*RECORDS PROVIDED:*
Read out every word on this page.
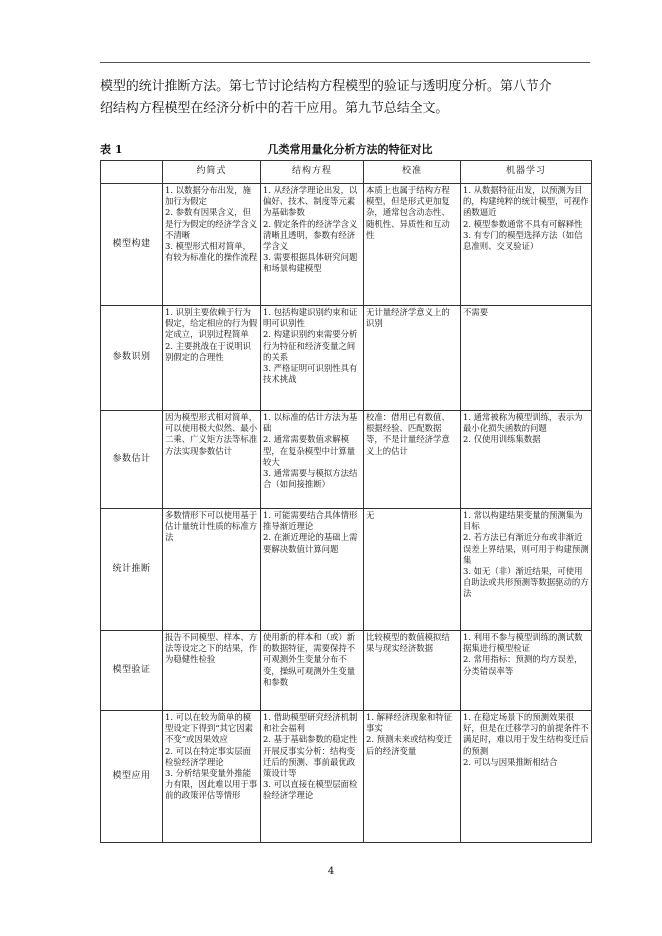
模型的统计推断方法。第七节讨论结构方程模型的验证与透明度分析。第八节介

绍结构方程模型在经济分析中的若干应用。第九节总结全文。

表 1	几类常用量化分析方法的特征对比
	约简式	结构方程	校准	机器学习
模型构建	1. 以数据分布出发，施加行为假定
2. 参数有因果含义，但是行为假定的经济学含义不清晰
3. 模型形式相对简单，有较为标准化的操作流程	1. 从经济学理论出发，以偏好、技术、制度等元素为基础参数
2. 假定条件的经济学含义清晰且透明，参数有经济学含义
3. 需要根据具体研究问题和场景构建模型	本质上也属于结构方程模型，但是形式更加复杂，通常包含动态性、随机性、异质性和互动性	1. 从数据特征出发，以预测为目的，构建纯粹的统计模型，可视作函数逼近
2. 模型参数通常不具有可解释性
3. 有专门的模型选择方法（如信息准则、交叉验证）

参数识别	1. 识别主要依赖于行为假定，给定相应的行为假定成立，识别过程简单
2. 主要挑战在于说明识别假定的合理性	1. 包括构建识别约束和证明可识别性
2. 构建识别约束需要分析行为特征和经济变量之间的关系
3. 严格证明可识别性具有技术挑战	无计量经济学意义上的识别	不需要

参数估计	因为模型形式相对简单，可以使用极大似然、最小二乘、广义矩方法等标准方法实现参数估计	1. 以标准的估计方法为基础
2. 通常需要数值求解模型，在复杂模型中计算量较大
3. 通常需要与模拟方法结合（如间接推断）	校准：借用已有数值、根据经验、匹配数据等，不是计量经济学意义上的估计	1. 通常被称为模型训练，表示为最小化损失函数的问题
2. 仅使用训练集数据

统计推断	多数情形下可以使用基于估计量统计性质的标准方法	1. 可能需要结合具体情形推导渐近理论
2. 在渐近理论的基础上需要解决数值计算问题	无	1. 常以构建结果变量的预测集为目标
2. 若方法已有渐近分布或非渐近误差上界结果，则可用于构建预测集
3. 如无（非）渐近结果，可使用自助法或共形预测等数据驱动的方法

模型验证	报告不同模型、样本、方法等设定之下的结果，作为稳健性检验	使用新的样本和（或）新的数据特征，需要保持不可观测外生变量分布不变，操纵可观测外生变量和参数	比较模型的数值模拟结果与现实经济数据	1. 利用不参与模型训练的测试数据集进行模型检证
2. 常用指标：预测的均方误差，分类错误率等

模型应用	1. 可以在较为简单的模型设定下得到“其它因素不变”或因果效应
2. 可以在特定事实层面检验经济学理论
3. 分析结果变量外推能力有限，因此难以用于事前的政策评估等情形	1. 借助模型研究经济机制和社会福利
2. 基于基础参数的稳定性开展反事实分析：结构变迁后的预测、事前最优政策设计等
3. 可以直接在模型层面检验经济学理论	1. 解释经济现象和特征事实
2. 预测未来或结构变迁后的经济变量	1. 在稳定场景下的预测效果很好，但是在迁移学习的前提条件不满足时，难以用于发生结构变迁后的预测
2. 可以与因果推断相结合
4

*REQUIRED TASK:* Every record must be copied exactly, with the pictures left out.

*COMPLETE RESPONSE:*
Read out every word on this page.
模型的统计推断方法。第七节讨论结构方程模型的验证与透明度分析。第八节介

绍结构方程模型在经济分析中的若干应用。第九节总结全文。

表 1	几类常用量化分析方法的特征对比
	约简式	结构方程	校准	机器学习
模型构建	1. 以数据分布出发，施加行为假定
2. 参数有因果含义，但是行为假定的经济学含义不清晰
3. 模型形式相对简单，有较为标准化的操作流程	1. 从经济学理论出发，以偏好、技术、制度等元素为基础参数
2. 假定条件的经济学含义清晰且透明，参数有经济学含义
3. 需要根据具体研究问题和场景构建模型	本质上也属于结构方程模型，但是形式更加复杂，通常包含动态性、随机性、异质性和互动性	1. 从数据特征出发，以预测为目的，构建纯粹的统计模型，可视作函数逼近
2. 模型参数通常不具有可解释性
3. 有专门的模型选择方法（如信息准则、交叉验证）

参数识别	1. 识别主要依赖于行为假定，给定相应的行为假定成立，识别过程简单
2. 主要挑战在于说明识别假定的合理性	1. 包括构建识别约束和证明可识别性
2. 构建识别约束需要分析行为特征和经济变量之间的关系
3. 严格证明可识别性具有技术挑战	无计量经济学意义上的识别	不需要

参数估计	因为模型形式相对简单，可以使用极大似然、最小二乘、广义矩方法等标准方法实现参数估计	1. 以标准的估计方法为基础
2. 通常需要数值求解模型，在复杂模型中计算量较大
3. 通常需要与模拟方法结合（如间接推断）	校准：借用已有数值、根据经验、匹配数据等，不是计量经济学意义上的估计	1. 通常被称为模型训练，表示为最小化损失函数的问题
2. 仅使用训练集数据

统计推断	多数情形下可以使用基于估计量统计性质的标准方法	1. 可能需要结合具体情形推导渐近理论
2. 在渐近理论的基础上需要解决数值计算问题	无	1. 常以构建结果变量的预测集为目标
2. 若方法已有渐近分布或非渐近误差上界结果，则可用于构建预测集
3. 如无（非）渐近结果，可使用自助法或共形预测等数据驱动的方法

模型验证	报告不同模型、样本、方法等设定之下的结果，作为稳健性检验	使用新的样本和（或）新的数据特征，需要保持不可观测外生变量分布不变，操纵可观测外生变量和参数	比较模型的数值模拟结果与现实经济数据	1. 利用不参与模型训练的测试数据集进行模型检证
2. 常用指标：预测的均方误差，分类错误率等

模型应用	1. 可以在较为简单的模型设定下得到“其它因素不变”或因果效应
2. 可以在特定事实层面检验经济学理论
3. 分析结果变量外推能力有限，因此难以用于事前的政策评估等情形	1. 借助模型研究经济机制和社会福利
2. 基于基础参数的稳定性开展反事实分析：结构变迁后的预测、事前最优政策设计等
3. 可以直接在模型层面检验经济学理论	1. 解释经济现象和特征事实
2. 预测未来或结构变迁后的经济变量	1. 在稳定场景下的预测效果很好，但是在迁移学习的前提条件不满足时，难以用于发生结构变迁后的预测
2. 可以与因果推断相结合
4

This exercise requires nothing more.